## begin DATASET

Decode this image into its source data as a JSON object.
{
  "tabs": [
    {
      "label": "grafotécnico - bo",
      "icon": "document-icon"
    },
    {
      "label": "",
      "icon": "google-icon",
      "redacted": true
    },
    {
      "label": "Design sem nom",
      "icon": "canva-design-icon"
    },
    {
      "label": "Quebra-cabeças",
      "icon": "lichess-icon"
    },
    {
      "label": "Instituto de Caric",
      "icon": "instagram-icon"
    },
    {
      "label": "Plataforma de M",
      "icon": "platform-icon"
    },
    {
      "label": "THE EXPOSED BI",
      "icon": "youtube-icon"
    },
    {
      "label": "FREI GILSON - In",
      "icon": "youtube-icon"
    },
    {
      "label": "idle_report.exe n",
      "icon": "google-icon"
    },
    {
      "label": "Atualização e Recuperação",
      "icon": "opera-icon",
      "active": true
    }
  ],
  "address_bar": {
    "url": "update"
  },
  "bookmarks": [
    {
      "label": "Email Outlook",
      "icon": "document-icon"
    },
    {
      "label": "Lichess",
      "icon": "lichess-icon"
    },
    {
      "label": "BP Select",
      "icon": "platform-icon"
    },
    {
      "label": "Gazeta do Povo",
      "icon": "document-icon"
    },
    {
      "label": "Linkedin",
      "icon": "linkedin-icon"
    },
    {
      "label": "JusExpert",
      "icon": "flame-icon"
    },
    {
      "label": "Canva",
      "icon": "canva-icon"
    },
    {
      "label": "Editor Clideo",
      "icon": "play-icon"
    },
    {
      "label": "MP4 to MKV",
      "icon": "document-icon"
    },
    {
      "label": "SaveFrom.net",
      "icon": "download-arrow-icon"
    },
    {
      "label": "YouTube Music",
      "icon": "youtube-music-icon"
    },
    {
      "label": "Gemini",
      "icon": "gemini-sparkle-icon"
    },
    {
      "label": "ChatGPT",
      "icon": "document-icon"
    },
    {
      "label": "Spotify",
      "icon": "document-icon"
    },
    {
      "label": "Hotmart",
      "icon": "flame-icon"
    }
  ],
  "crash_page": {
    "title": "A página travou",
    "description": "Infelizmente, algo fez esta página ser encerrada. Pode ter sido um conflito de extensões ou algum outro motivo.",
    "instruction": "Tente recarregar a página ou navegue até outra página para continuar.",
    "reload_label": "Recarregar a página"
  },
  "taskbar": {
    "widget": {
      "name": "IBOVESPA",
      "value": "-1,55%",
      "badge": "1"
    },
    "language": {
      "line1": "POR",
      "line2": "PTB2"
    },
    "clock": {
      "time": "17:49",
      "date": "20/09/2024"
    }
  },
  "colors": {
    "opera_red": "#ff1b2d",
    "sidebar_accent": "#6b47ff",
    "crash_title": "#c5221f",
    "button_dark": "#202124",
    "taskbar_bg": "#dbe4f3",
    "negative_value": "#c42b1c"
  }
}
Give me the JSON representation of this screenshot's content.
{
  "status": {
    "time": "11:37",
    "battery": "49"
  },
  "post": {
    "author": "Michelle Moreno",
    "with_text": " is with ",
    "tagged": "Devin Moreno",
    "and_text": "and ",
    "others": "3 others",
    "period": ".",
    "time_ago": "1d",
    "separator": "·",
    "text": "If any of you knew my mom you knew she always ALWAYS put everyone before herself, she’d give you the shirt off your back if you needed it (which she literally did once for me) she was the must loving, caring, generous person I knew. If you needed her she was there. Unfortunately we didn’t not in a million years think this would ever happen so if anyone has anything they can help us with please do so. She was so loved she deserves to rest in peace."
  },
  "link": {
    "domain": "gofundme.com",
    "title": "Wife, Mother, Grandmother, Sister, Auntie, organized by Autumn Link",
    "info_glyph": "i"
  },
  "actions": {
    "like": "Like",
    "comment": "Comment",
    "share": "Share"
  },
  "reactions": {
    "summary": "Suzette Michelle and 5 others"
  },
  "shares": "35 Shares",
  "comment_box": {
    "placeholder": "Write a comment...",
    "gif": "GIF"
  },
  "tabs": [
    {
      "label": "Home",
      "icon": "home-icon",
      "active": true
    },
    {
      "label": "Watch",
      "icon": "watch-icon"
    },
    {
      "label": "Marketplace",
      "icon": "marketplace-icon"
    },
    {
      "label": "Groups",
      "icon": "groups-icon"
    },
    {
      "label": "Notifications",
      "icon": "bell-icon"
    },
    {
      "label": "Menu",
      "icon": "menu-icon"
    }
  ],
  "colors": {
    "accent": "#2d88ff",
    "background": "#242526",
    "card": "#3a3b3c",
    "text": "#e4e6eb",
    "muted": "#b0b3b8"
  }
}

## end DATASET

• **WHAT TO DO**:
All of the entries must be quoted exactly; please include each one.

• **WRITTEN SOLUTION**:
Decode this image into its source data as a JSON object.
{
  "tabs": [
    {
      "label": "grafotécnico - bo",
      "icon": "document-icon"
    },
    {
      "label": "",
      "icon": "google-icon",
      "redacted": true
    },
    {
      "label": "Design sem nom",
      "icon": "canva-design-icon"
    },
    {
      "label": "Quebra-cabeças",
      "icon": "lichess-icon"
    },
    {
      "label": "Instituto de Caric",
      "icon": "instagram-icon"
    },
    {
      "label": "Plataforma de M",
      "icon": "platform-icon"
    },
    {
      "label": "THE EXPOSED BI",
      "icon": "youtube-icon"
    },
    {
      "label": "FREI GILSON - In",
      "icon": "youtube-icon"
    },
    {
      "label": "idle_report.exe n",
      "icon": "google-icon"
    },
    {
      "label": "Atualização e Recuperação",
      "icon": "opera-icon",
      "active": true
    }
  ],
  "address_bar": {
    "url": "update"
  },
  "bookmarks": [
    {
      "label": "Email Outlook",
      "icon": "document-icon"
    },
    {
      "label": "Lichess",
      "icon": "lichess-icon"
    },
    {
      "label": "BP Select",
      "icon": "platform-icon"
    },
    {
      "label": "Gazeta do Povo",
      "icon": "document-icon"
    },
    {
      "label": "Linkedin",
      "icon": "linkedin-icon"
    },
    {
      "label": "JusExpert",
      "icon": "flame-icon"
    },
    {
      "label": "Canva",
      "icon": "canva-icon"
    },
    {
      "label": "Editor Clideo",
      "icon": "play-icon"
    },
    {
      "label": "MP4 to MKV",
      "icon": "document-icon"
    },
    {
      "label": "SaveFrom.net",
      "icon": "download-arrow-icon"
    },
    {
      "label": "YouTube Music",
      "icon": "youtube-music-icon"
    },
    {
      "label": "Gemini",
      "icon": "gemini-sparkle-icon"
    },
    {
      "label": "ChatGPT",
      "icon": "document-icon"
    },
    {
      "label": "Spotify",
      "icon": "document-icon"
    },
    {
      "label": "Hotmart",
      "icon": "flame-icon"
    }
  ],
  "crash_page": {
    "title": "A página travou",
    "description": "Infelizmente, algo fez esta página ser encerrada. Pode ter sido um conflito de extensões ou algum outro motivo.",
    "instruction": "Tente recarregar a página ou navegue até outra página para continuar.",
    "reload_label": "Recarregar a página"
  },
  "taskbar": {
    "widget": {
      "name": "IBOVESPA",
      "value": "-1,55%",
      "badge": "1"
    },
    "language": {
      "line1": "POR",
      "line2": "PTB2"
    },
    "clock": {
      "time": "17:49",
      "date": "20/09/2024"
    }
  },
  "colors": {
    "opera_red": "#ff1b2d",
    "sidebar_accent": "#6b47ff",
    "crash_title": "#c5221f",
    "button_dark": "#202124",
    "taskbar_bg": "#dbe4f3",
    "negative_value": "#c42b1c"
  }
}
Give me the JSON representation of this screenshot's content.
{
  "status": {
    "time": "11:37",
    "battery": "49"
  },
  "post": {
    "author": "Michelle Moreno",
    "with_text": " is with ",
    "tagged": "Devin Moreno",
    "and_text": "and ",
    "others": "3 others",
    "period": ".",
    "time_ago": "1d",
    "separator": "·",
    "text": "If any of you knew my mom you knew she always ALWAYS put everyone before herself, she’d give you the shirt off your back if you needed it (which she literally did once for me) she was the must loving, caring, generous person I knew. If you needed her she was there. Unfortunately we didn’t not in a million years think this would ever happen so if anyone has anything they can help us with please do so. She was so loved she deserves to rest in peace."
  },
  "link": {
    "domain": "gofundme.com",
    "title": "Wife, Mother, Grandmother, Sister, Auntie, organized by Autumn Link",
    "info_glyph": "i"
  },
  "actions": {
    "like": "Like",
    "comment": "Comment",
    "share": "Share"
  },
  "reactions": {
    "summary": "Suzette Michelle and 5 others"
  },
  "shares": "35 Shares",
  "comment_box": {
    "placeholder": "Write a comment...",
    "gif": "GIF"
  },
  "tabs": [
    {
      "label": "Home",
      "icon": "home-icon",
      "active": true
    },
    {
      "label": "Watch",
      "icon": "watch-icon"
    },
    {
      "label": "Marketplace",
      "icon": "marketplace-icon"
    },
    {
      "label": "Groups",
      "icon": "groups-icon"
    },
    {
      "label": "Notifications",
      "icon": "bell-icon"
    },
    {
      "label": "Menu",
      "icon": "menu-icon"
    }
  ],
  "colors": {
    "accent": "#2d88ff",
    "background": "#242526",
    "card": "#3a3b3c",
    "text": "#e4e6eb",
    "muted": "#b0b3b8"
  }
}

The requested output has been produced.